## What to produce
Below are records; work out how many of their lines contain "grid" and give only that number.

## Task input
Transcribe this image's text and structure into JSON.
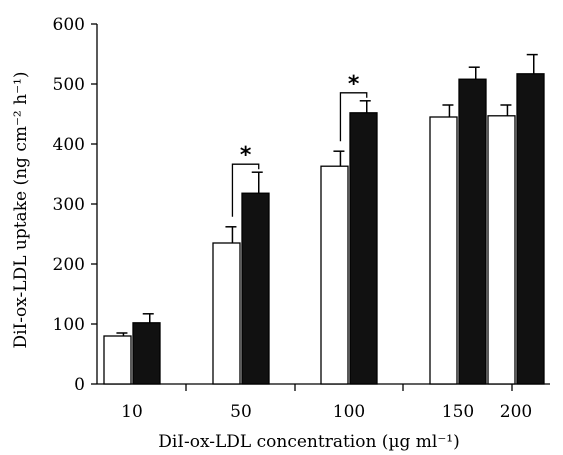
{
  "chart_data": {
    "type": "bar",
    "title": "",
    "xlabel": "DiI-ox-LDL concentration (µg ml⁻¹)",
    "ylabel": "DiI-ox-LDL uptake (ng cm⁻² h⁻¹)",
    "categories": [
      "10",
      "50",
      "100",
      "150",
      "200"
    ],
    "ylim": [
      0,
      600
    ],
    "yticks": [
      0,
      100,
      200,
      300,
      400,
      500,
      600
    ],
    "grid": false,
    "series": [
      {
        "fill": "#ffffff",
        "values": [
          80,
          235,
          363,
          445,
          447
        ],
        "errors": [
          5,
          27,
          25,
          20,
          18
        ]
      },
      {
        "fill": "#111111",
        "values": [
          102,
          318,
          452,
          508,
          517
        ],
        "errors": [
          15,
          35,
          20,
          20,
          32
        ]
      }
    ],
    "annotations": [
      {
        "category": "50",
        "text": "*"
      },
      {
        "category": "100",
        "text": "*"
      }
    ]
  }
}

--

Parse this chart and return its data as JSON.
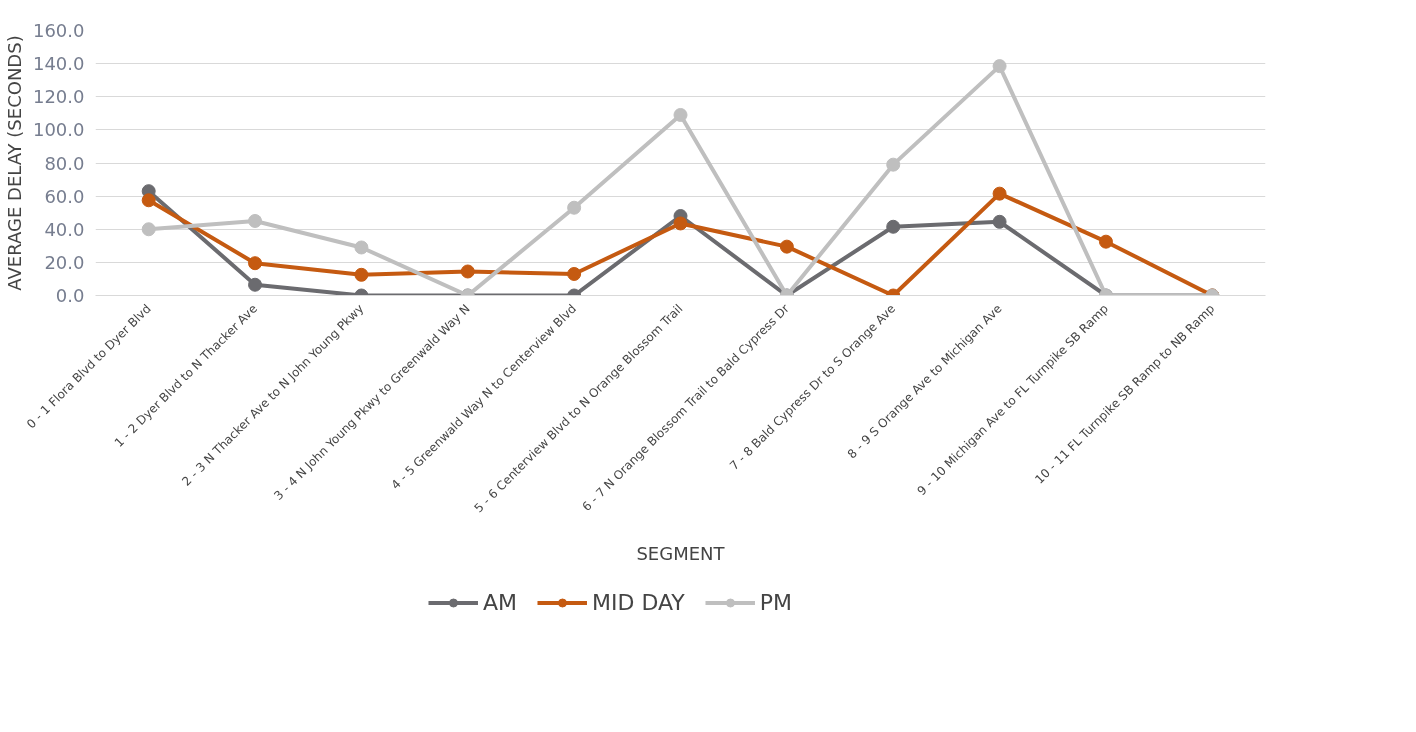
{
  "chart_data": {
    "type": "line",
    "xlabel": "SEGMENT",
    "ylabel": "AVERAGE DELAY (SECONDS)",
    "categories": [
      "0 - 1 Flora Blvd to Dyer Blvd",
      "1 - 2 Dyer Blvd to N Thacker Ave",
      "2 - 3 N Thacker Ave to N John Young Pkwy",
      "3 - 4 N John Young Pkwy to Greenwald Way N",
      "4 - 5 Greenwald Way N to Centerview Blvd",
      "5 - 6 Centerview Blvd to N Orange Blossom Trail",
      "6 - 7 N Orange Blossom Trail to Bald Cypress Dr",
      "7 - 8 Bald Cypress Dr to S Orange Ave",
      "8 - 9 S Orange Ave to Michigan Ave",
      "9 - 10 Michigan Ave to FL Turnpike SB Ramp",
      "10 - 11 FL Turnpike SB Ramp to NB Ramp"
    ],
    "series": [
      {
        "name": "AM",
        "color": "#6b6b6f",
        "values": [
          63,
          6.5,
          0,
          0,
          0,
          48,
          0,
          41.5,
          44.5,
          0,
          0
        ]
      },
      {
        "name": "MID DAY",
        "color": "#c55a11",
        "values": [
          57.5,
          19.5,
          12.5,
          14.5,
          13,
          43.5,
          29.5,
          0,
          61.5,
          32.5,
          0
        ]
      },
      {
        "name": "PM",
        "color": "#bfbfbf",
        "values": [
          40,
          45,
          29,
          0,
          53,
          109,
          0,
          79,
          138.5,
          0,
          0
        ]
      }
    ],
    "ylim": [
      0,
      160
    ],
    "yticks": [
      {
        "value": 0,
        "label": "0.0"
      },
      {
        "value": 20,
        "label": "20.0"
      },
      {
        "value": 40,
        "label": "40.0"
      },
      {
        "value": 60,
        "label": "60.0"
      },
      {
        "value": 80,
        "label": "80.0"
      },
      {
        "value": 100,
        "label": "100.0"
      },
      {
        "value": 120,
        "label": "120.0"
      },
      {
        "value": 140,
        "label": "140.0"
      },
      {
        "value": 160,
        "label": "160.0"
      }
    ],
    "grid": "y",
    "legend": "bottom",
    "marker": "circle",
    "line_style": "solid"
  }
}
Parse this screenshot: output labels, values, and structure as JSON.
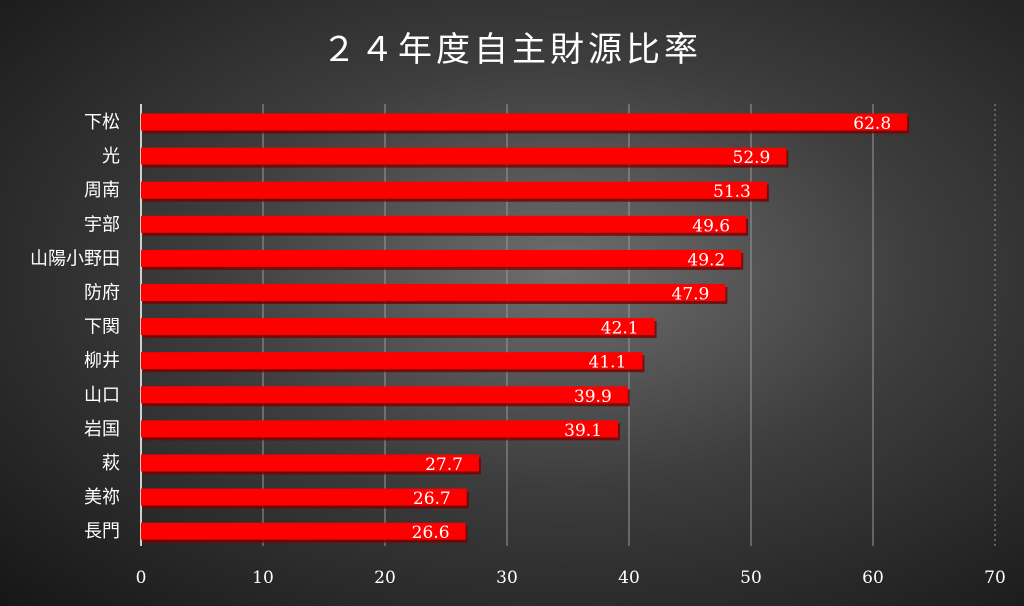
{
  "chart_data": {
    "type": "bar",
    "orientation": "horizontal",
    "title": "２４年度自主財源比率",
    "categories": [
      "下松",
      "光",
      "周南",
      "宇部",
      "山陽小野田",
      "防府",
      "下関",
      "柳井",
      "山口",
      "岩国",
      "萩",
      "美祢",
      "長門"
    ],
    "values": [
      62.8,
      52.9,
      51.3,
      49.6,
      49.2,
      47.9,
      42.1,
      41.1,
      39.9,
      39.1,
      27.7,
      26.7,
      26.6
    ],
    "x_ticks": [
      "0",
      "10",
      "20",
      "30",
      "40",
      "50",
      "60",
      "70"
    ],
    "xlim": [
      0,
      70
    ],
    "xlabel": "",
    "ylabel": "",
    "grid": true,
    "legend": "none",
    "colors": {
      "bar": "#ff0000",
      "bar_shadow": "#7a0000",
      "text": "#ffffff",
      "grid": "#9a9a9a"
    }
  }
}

---

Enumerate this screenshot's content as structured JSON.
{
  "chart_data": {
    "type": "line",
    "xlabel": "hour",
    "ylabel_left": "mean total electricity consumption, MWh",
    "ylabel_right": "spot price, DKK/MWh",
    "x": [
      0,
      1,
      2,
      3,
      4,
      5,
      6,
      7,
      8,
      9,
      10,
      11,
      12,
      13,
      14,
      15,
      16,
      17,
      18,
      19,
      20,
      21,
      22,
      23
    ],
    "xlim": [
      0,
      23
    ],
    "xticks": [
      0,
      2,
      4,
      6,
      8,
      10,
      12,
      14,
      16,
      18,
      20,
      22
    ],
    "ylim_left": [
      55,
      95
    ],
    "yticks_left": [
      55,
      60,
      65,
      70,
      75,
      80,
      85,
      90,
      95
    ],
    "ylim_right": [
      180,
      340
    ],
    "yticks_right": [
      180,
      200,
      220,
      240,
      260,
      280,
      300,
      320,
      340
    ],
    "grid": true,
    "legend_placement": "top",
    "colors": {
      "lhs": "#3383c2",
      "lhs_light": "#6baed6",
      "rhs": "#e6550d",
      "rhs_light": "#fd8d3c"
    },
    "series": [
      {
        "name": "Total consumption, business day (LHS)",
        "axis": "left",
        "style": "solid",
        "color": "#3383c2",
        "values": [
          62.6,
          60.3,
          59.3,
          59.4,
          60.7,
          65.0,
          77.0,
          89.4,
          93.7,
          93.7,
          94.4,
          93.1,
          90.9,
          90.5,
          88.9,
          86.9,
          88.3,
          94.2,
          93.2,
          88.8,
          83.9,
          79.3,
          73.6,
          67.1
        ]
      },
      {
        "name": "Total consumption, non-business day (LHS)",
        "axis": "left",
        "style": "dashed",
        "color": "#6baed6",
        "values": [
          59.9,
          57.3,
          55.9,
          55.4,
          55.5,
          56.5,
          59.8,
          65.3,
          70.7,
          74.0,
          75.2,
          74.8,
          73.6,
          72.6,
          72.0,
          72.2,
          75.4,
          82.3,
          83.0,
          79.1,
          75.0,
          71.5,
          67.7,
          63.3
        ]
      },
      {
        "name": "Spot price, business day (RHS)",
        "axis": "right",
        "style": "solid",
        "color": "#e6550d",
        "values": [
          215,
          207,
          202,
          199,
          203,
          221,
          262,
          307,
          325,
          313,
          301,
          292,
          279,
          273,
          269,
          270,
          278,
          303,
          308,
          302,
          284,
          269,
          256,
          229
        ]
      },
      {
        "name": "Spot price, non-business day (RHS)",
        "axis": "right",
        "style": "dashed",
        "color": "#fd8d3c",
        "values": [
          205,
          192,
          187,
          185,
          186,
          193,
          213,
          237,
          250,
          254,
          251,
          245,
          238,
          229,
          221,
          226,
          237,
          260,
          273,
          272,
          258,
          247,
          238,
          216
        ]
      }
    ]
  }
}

## Final result
5